### Task instructions:
Transcribe each record below word for word.
— Start Entries shown —
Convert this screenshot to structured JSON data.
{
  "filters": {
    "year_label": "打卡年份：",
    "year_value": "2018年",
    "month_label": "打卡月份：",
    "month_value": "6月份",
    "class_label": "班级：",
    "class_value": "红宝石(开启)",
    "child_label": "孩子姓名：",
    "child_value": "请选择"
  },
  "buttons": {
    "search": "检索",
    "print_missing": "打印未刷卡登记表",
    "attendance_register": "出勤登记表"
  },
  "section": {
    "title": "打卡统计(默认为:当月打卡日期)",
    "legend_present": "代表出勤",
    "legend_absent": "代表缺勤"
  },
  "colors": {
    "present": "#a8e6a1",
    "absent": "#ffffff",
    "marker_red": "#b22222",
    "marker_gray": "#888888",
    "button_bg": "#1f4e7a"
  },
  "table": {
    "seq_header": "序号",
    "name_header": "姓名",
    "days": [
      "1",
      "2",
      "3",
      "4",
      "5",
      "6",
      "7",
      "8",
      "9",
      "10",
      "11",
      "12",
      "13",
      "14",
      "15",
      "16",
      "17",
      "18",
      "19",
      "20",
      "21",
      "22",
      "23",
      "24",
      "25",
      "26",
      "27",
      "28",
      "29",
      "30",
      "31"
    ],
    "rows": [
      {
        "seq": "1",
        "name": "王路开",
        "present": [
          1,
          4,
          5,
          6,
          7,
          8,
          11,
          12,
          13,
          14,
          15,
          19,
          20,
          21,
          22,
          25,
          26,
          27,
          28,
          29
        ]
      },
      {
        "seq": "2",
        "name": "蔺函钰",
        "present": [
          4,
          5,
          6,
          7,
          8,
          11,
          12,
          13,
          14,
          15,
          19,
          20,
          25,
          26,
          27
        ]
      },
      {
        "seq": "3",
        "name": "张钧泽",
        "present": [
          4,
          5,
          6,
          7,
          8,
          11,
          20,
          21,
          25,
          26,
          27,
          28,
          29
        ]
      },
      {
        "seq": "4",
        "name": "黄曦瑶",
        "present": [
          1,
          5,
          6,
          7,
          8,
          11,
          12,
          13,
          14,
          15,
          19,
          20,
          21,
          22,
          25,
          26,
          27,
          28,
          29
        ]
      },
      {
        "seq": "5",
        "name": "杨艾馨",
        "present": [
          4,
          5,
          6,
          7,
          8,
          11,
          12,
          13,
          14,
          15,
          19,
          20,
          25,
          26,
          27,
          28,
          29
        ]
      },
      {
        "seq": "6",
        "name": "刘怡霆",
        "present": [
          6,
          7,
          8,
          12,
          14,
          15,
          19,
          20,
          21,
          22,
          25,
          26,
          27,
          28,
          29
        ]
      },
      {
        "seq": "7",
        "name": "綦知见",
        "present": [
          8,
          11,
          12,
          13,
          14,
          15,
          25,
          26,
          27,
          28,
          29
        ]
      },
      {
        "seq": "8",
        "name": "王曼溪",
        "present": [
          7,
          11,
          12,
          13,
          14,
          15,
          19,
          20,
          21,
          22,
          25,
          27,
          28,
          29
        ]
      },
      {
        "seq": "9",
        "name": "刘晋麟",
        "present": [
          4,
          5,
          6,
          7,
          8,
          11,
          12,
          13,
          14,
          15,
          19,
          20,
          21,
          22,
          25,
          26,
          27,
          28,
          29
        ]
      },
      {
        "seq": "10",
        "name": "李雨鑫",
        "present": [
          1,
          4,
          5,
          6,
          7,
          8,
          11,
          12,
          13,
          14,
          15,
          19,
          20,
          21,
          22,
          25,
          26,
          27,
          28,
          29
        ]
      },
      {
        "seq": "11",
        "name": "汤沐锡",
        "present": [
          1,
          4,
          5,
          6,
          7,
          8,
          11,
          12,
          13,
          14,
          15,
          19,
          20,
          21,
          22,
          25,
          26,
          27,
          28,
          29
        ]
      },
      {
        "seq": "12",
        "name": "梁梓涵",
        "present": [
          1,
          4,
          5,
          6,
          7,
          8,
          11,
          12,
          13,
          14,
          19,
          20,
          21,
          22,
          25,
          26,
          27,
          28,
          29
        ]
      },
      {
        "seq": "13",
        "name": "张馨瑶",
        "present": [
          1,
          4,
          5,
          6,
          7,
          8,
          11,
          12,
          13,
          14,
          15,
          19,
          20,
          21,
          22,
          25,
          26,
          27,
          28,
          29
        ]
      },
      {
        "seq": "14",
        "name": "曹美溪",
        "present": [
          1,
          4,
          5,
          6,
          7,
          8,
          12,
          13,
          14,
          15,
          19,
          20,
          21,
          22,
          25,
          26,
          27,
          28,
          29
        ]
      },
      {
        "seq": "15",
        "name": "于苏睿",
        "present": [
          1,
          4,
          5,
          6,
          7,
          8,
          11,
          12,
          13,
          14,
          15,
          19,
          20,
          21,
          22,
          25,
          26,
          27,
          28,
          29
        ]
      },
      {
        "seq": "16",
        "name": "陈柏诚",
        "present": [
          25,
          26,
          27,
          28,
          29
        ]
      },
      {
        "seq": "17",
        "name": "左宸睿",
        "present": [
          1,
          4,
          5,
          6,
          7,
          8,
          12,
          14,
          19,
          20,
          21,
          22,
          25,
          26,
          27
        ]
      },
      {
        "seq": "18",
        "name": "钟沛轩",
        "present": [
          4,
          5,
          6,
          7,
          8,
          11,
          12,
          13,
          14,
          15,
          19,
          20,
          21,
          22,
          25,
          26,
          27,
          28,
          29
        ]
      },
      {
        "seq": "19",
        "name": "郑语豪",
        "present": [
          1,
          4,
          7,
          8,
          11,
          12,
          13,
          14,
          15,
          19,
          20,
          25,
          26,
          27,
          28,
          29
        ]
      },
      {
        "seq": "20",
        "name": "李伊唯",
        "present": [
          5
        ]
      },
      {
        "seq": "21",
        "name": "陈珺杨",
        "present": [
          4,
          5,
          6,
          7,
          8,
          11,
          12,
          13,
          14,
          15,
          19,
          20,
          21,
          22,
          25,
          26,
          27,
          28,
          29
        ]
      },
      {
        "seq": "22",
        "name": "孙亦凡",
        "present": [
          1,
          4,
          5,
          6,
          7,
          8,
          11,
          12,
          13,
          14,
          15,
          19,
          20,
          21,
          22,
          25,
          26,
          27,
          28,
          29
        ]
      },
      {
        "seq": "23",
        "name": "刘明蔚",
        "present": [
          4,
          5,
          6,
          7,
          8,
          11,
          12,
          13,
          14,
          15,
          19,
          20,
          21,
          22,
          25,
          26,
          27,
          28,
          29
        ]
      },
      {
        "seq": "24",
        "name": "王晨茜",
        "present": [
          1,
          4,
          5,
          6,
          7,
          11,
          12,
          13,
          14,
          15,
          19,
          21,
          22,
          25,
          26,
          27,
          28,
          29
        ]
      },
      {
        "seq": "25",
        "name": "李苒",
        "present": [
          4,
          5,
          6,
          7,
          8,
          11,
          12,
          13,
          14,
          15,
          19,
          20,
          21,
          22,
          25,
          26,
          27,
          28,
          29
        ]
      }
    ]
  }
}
— End Entries shown —
### Expected answer:
Convert this screenshot to structured JSON data.
{
  "filters": {
    "year_label": "打卡年份：",
    "year_value": "2018年",
    "month_label": "打卡月份：",
    "month_value": "6月份",
    "class_label": "班级：",
    "class_value": "红宝石(开启)",
    "child_label": "孩子姓名：",
    "child_value": "请选择"
  },
  "buttons": {
    "search": "检索",
    "print_missing": "打印未刷卡登记表",
    "attendance_register": "出勤登记表"
  },
  "section": {
    "title": "打卡统计(默认为:当月打卡日期)",
    "legend_present": "代表出勤",
    "legend_absent": "代表缺勤"
  },
  "colors": {
    "present": "#a8e6a1",
    "absent": "#ffffff",
    "marker_red": "#b22222",
    "marker_gray": "#888888",
    "button_bg": "#1f4e7a"
  },
  "table": {
    "seq_header": "序号",
    "name_header": "姓名",
    "days": [
      "1",
      "2",
      "3",
      "4",
      "5",
      "6",
      "7",
      "8",
      "9",
      "10",
      "11",
      "12",
      "13",
      "14",
      "15",
      "16",
      "17",
      "18",
      "19",
      "20",
      "21",
      "22",
      "23",
      "24",
      "25",
      "26",
      "27",
      "28",
      "29",
      "30",
      "31"
    ],
    "rows": [
      {
        "seq": "1",
        "name": "王路开",
        "present": [
          1,
          4,
          5,
          6,
          7,
          8,
          11,
          12,
          13,
          14,
          15,
          19,
          20,
          21,
          22,
          25,
          26,
          27,
          28,
          29
        ]
      },
      {
        "seq": "2",
        "name": "蔺函钰",
        "present": [
          4,
          5,
          6,
          7,
          8,
          11,
          12,
          13,
          14,
          15,
          19,
          20,
          25,
          26,
          27
        ]
      },
      {
        "seq": "3",
        "name": "张钧泽",
        "present": [
          4,
          5,
          6,
          7,
          8,
          11,
          20,
          21,
          25,
          26,
          27,
          28,
          29
        ]
      },
      {
        "seq": "4",
        "name": "黄曦瑶",
        "present": [
          1,
          5,
          6,
          7,
          8,
          11,
          12,
          13,
          14,
          15,
          19,
          20,
          21,
          22,
          25,
          26,
          27,
          28,
          29
        ]
      },
      {
        "seq": "5",
        "name": "杨艾馨",
        "present": [
          4,
          5,
          6,
          7,
          8,
          11,
          12,
          13,
          14,
          15,
          19,
          20,
          25,
          26,
          27,
          28,
          29
        ]
      },
      {
        "seq": "6",
        "name": "刘怡霆",
        "present": [
          6,
          7,
          8,
          12,
          14,
          15,
          19,
          20,
          21,
          22,
          25,
          26,
          27,
          28,
          29
        ]
      },
      {
        "seq": "7",
        "name": "綦知见",
        "present": [
          8,
          11,
          12,
          13,
          14,
          15,
          25,
          26,
          27,
          28,
          29
        ]
      },
      {
        "seq": "8",
        "name": "王曼溪",
        "present": [
          7,
          11,
          12,
          13,
          14,
          15,
          19,
          20,
          21,
          22,
          25,
          27,
          28,
          29
        ]
      },
      {
        "seq": "9",
        "name": "刘晋麟",
        "present": [
          4,
          5,
          6,
          7,
          8,
          11,
          12,
          13,
          14,
          15,
          19,
          20,
          21,
          22,
          25,
          26,
          27,
          28,
          29
        ]
      },
      {
        "seq": "10",
        "name": "李雨鑫",
        "present": [
          1,
          4,
          5,
          6,
          7,
          8,
          11,
          12,
          13,
          14,
          15,
          19,
          20,
          21,
          22,
          25,
          26,
          27,
          28,
          29
        ]
      },
      {
        "seq": "11",
        "name": "汤沐锡",
        "present": [
          1,
          4,
          5,
          6,
          7,
          8,
          11,
          12,
          13,
          14,
          15,
          19,
          20,
          21,
          22,
          25,
          26,
          27,
          28,
          29
        ]
      },
      {
        "seq": "12",
        "name": "梁梓涵",
        "present": [
          1,
          4,
          5,
          6,
          7,
          8,
          11,
          12,
          13,
          14,
          19,
          20,
          21,
          22,
          25,
          26,
          27,
          28,
          29
        ]
      },
      {
        "seq": "13",
        "name": "张馨瑶",
        "present": [
          1,
          4,
          5,
          6,
          7,
          8,
          11,
          12,
          13,
          14,
          15,
          19,
          20,
          21,
          22,
          25,
          26,
          27,
          28,
          29
        ]
      },
      {
        "seq": "14",
        "name": "曹美溪",
        "present": [
          1,
          4,
          5,
          6,
          7,
          8,
          12,
          13,
          14,
          15,
          19,
          20,
          21,
          22,
          25,
          26,
          27,
          28,
          29
        ]
      },
      {
        "seq": "15",
        "name": "于苏睿",
        "present": [
          1,
          4,
          5,
          6,
          7,
          8,
          11,
          12,
          13,
          14,
          15,
          19,
          20,
          21,
          22,
          25,
          26,
          27,
          28,
          29
        ]
      },
      {
        "seq": "16",
        "name": "陈柏诚",
        "present": [
          25,
          26,
          27,
          28,
          29
        ]
      },
      {
        "seq": "17",
        "name": "左宸睿",
        "present": [
          1,
          4,
          5,
          6,
          7,
          8,
          12,
          14,
          19,
          20,
          21,
          22,
          25,
          26,
          27
        ]
      },
      {
        "seq": "18",
        "name": "钟沛轩",
        "present": [
          4,
          5,
          6,
          7,
          8,
          11,
          12,
          13,
          14,
          15,
          19,
          20,
          21,
          22,
          25,
          26,
          27,
          28,
          29
        ]
      },
      {
        "seq": "19",
        "name": "郑语豪",
        "present": [
          1,
          4,
          7,
          8,
          11,
          12,
          13,
          14,
          15,
          19,
          20,
          25,
          26,
          27,
          28,
          29
        ]
      },
      {
        "seq": "20",
        "name": "李伊唯",
        "present": [
          5
        ]
      },
      {
        "seq": "21",
        "name": "陈珺杨",
        "present": [
          4,
          5,
          6,
          7,
          8,
          11,
          12,
          13,
          14,
          15,
          19,
          20,
          21,
          22,
          25,
          26,
          27,
          28,
          29
        ]
      },
      {
        "seq": "22",
        "name": "孙亦凡",
        "present": [
          1,
          4,
          5,
          6,
          7,
          8,
          11,
          12,
          13,
          14,
          15,
          19,
          20,
          21,
          22,
          25,
          26,
          27,
          28,
          29
        ]
      },
      {
        "seq": "23",
        "name": "刘明蔚",
        "present": [
          4,
          5,
          6,
          7,
          8,
          11,
          12,
          13,
          14,
          15,
          19,
          20,
          21,
          22,
          25,
          26,
          27,
          28,
          29
        ]
      },
      {
        "seq": "24",
        "name": "王晨茜",
        "present": [
          1,
          4,
          5,
          6,
          7,
          11,
          12,
          13,
          14,
          15,
          19,
          21,
          22,
          25,
          26,
          27,
          28,
          29
        ]
      },
      {
        "seq": "25",
        "name": "李苒",
        "present": [
          4,
          5,
          6,
          7,
          8,
          11,
          12,
          13,
          14,
          15,
          19,
          20,
          21,
          22,
          25,
          26,
          27,
          28,
          29
        ]
      }
    ]
  }
}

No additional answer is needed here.